Your task is to retype each line of the data below exactly.

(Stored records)
↓↓↓
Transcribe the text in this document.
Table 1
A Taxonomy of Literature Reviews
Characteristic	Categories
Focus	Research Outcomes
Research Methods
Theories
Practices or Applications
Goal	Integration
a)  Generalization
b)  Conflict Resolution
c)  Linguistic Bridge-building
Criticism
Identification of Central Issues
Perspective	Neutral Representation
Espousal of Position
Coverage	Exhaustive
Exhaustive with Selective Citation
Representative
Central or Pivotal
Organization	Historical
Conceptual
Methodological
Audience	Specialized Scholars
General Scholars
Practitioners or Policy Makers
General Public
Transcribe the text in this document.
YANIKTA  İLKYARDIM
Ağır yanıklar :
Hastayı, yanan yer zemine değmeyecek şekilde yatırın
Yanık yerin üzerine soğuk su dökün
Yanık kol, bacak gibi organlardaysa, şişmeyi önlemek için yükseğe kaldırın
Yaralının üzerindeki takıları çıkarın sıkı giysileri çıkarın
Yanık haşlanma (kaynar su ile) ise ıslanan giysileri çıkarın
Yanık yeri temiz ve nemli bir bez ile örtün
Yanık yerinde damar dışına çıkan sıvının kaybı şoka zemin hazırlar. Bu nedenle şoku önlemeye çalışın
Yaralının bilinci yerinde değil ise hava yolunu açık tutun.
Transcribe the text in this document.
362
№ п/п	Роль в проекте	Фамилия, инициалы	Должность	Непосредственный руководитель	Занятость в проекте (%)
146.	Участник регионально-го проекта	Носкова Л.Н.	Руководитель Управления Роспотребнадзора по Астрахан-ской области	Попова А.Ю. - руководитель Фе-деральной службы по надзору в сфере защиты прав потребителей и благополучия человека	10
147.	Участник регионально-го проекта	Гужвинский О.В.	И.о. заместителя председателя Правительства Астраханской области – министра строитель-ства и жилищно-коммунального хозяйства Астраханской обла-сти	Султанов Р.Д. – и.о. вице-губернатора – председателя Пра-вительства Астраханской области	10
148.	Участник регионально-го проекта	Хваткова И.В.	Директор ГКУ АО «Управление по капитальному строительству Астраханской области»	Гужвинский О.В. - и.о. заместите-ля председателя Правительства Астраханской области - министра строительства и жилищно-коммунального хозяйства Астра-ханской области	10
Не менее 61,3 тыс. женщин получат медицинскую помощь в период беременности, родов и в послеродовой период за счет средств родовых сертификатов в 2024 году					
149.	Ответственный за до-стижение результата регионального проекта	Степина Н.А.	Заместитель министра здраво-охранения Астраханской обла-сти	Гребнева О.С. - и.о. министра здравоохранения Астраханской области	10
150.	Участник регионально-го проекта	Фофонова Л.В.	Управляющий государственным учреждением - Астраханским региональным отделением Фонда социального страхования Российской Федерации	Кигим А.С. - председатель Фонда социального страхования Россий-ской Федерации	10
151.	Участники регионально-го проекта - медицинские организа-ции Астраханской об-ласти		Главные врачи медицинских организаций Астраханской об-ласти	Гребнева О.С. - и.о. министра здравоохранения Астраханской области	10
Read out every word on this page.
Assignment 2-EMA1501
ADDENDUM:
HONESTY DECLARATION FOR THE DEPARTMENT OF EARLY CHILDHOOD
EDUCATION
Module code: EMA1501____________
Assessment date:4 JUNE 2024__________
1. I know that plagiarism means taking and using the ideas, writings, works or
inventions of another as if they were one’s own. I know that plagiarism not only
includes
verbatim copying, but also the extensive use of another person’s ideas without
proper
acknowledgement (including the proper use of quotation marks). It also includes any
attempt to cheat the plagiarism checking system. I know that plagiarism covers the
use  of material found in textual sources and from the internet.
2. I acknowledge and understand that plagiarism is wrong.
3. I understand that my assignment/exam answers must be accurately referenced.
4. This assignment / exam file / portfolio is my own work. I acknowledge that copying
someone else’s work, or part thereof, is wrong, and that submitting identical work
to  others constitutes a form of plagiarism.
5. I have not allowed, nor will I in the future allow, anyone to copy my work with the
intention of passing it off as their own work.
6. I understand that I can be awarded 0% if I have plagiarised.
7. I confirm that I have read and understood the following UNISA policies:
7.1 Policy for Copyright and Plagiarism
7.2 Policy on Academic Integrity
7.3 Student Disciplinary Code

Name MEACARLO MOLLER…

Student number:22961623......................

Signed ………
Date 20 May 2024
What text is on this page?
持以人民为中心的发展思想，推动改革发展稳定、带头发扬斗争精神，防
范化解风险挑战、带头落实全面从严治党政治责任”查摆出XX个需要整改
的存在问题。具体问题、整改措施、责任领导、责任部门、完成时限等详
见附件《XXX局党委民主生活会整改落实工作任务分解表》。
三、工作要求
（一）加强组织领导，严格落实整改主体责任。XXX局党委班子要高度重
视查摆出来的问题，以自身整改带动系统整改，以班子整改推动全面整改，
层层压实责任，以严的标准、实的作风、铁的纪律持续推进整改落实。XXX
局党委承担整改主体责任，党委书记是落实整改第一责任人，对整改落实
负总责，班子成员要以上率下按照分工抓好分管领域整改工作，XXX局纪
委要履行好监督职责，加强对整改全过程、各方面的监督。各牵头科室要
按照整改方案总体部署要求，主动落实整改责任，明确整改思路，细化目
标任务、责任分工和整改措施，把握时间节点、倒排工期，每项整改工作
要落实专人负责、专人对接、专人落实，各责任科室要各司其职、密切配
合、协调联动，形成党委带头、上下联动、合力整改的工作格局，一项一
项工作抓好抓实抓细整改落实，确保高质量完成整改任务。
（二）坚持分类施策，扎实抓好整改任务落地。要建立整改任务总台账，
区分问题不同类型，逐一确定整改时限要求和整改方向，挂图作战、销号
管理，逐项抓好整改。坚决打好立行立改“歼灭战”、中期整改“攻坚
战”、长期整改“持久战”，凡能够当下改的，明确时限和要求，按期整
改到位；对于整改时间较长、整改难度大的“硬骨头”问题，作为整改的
↑↑↑
__Answer to this problem__.
Transcribe the text in this document.
Table 1
A Taxonomy of Literature Reviews
Characteristic	Categories
Focus	Research Outcomes
Research Methods
Theories
Practices or Applications
Goal	Integration
a)  Generalization
b)  Conflict Resolution
c)  Linguistic Bridge-building
Criticism
Identification of Central Issues
Perspective	Neutral Representation
Espousal of Position
Coverage	Exhaustive
Exhaustive with Selective Citation
Representative
Central or Pivotal
Organization	Historical
Conceptual
Methodological
Audience	Specialized Scholars
General Scholars
Practitioners or Policy Makers
General Public
Transcribe the text in this document.
YANIKTA  İLKYARDIM
Ağır yanıklar :
Hastayı, yanan yer zemine değmeyecek şekilde yatırın
Yanık yerin üzerine soğuk su dökün
Yanık kol, bacak gibi organlardaysa, şişmeyi önlemek için yükseğe kaldırın
Yaralının üzerindeki takıları çıkarın sıkı giysileri çıkarın
Yanık haşlanma (kaynar su ile) ise ıslanan giysileri çıkarın
Yanık yeri temiz ve nemli bir bez ile örtün
Yanık yerinde damar dışına çıkan sıvının kaybı şoka zemin hazırlar. Bu nedenle şoku önlemeye çalışın
Yaralının bilinci yerinde değil ise hava yolunu açık tutun.
Transcribe the text in this document.
362
№ п/п	Роль в проекте	Фамилия, инициалы	Должность	Непосредственный руководитель	Занятость в проекте (%)
146.	Участник регионально-го проекта	Носкова Л.Н.	Руководитель Управления Роспотребнадзора по Астрахан-ской области	Попова А.Ю. - руководитель Фе-деральной службы по надзору в сфере защиты прав потребителей и благополучия человека	10
147.	Участник регионально-го проекта	Гужвинский О.В.	И.о. заместителя председателя Правительства Астраханской области – министра строитель-ства и жилищно-коммунального хозяйства Астраханской обла-сти	Султанов Р.Д. – и.о. вице-губернатора – председателя Пра-вительства Астраханской области	10
148.	Участник регионально-го проекта	Хваткова И.В.	Директор ГКУ АО «Управление по капитальному строительству Астраханской области»	Гужвинский О.В. - и.о. заместите-ля председателя Правительства Астраханской области - министра строительства и жилищно-коммунального хозяйства Астра-ханской области	10
Не менее 61,3 тыс. женщин получат медицинскую помощь в период беременности, родов и в послеродовой период за счет средств родовых сертификатов в 2024 году					
149.	Ответственный за до-стижение результата регионального проекта	Степина Н.А.	Заместитель министра здраво-охранения Астраханской обла-сти	Гребнева О.С. - и.о. министра здравоохранения Астраханской области	10
150.	Участник регионально-го проекта	Фофонова Л.В.	Управляющий государственным учреждением - Астраханским региональным отделением Фонда социального страхования Российской Федерации	Кигим А.С. - председатель Фонда социального страхования Россий-ской Федерации	10
151.	Участники регионально-го проекта - медицинские организа-ции Астраханской об-ласти		Главные врачи медицинских организаций Астраханской об-ласти	Гребнева О.С. - и.о. министра здравоохранения Астраханской области	10
Read out every word on this page.
Assignment 2-EMA1501
ADDENDUM:
HONESTY DECLARATION FOR THE DEPARTMENT OF EARLY CHILDHOOD
EDUCATION
Module code: EMA1501____________
Assessment date:4 JUNE 2024__________
1. I know that plagiarism means taking and using the ideas, writings, works or
inventions of another as if they were one’s own. I know that plagiarism not only
includes
verbatim copying, but also the extensive use of another person’s ideas without
proper
acknowledgement (including the proper use of quotation marks). It also includes any
attempt to cheat the plagiarism checking system. I know that plagiarism covers the
use  of material found in textual sources and from the internet.
2. I acknowledge and understand that plagiarism is wrong.
3. I understand that my assignment/exam answers must be accurately referenced.
4. This assignment / exam file / portfolio is my own work. I acknowledge that copying
someone else’s work, or part thereof, is wrong, and that submitting identical work
to  others constitutes a form of plagiarism.
5. I have not allowed, nor will I in the future allow, anyone to copy my work with the
intention of passing it off as their own work.
6. I understand that I can be awarded 0% if I have plagiarised.
7. I confirm that I have read and understood the following UNISA policies:
7.1 Policy for Copyright and Plagiarism
7.2 Policy on Academic Integrity
7.3 Student Disciplinary Code

Name MEACARLO MOLLER…

Student number:22961623......................

Signed ………
Date 20 May 2024
What text is on this page?
持以人民为中心的发展思想，推动改革发展稳定、带头发扬斗争精神，防
范化解风险挑战、带头落实全面从严治党政治责任”查摆出XX个需要整改
的存在问题。具体问题、整改措施、责任领导、责任部门、完成时限等详
见附件《XXX局党委民主生活会整改落实工作任务分解表》。
三、工作要求
（一）加强组织领导，严格落实整改主体责任。XXX局党委班子要高度重
视查摆出来的问题，以自身整改带动系统整改，以班子整改推动全面整改，
层层压实责任，以严的标准、实的作风、铁的纪律持续推进整改落实。XXX
局党委承担整改主体责任，党委书记是落实整改第一责任人，对整改落实
负总责，班子成员要以上率下按照分工抓好分管领域整改工作，XXX局纪
委要履行好监督职责，加强对整改全过程、各方面的监督。各牵头科室要
按照整改方案总体部署要求，主动落实整改责任，明确整改思路，细化目
标任务、责任分工和整改措施，把握时间节点、倒排工期，每项整改工作
要落实专人负责、专人对接、专人落实，各责任科室要各司其职、密切配
合、协调联动，形成党委带头、上下联动、合力整改的工作格局，一项一
项工作抓好抓实抓细整改落实，确保高质量完成整改任务。
（二）坚持分类施策，扎实抓好整改任务落地。要建立整改任务总台账，
区分问题不同类型，逐一确定整改时限要求和整改方向，挂图作战、销号
管理，逐项抓好整改。坚决打好立行立改“歼灭战”、中期整改“攻坚
战”、长期整改“持久战”，凡能够当下改的，明确时限和要求，按期整
改到位；对于整改时间较长、整改难度大的“硬骨头”问题，作为整改的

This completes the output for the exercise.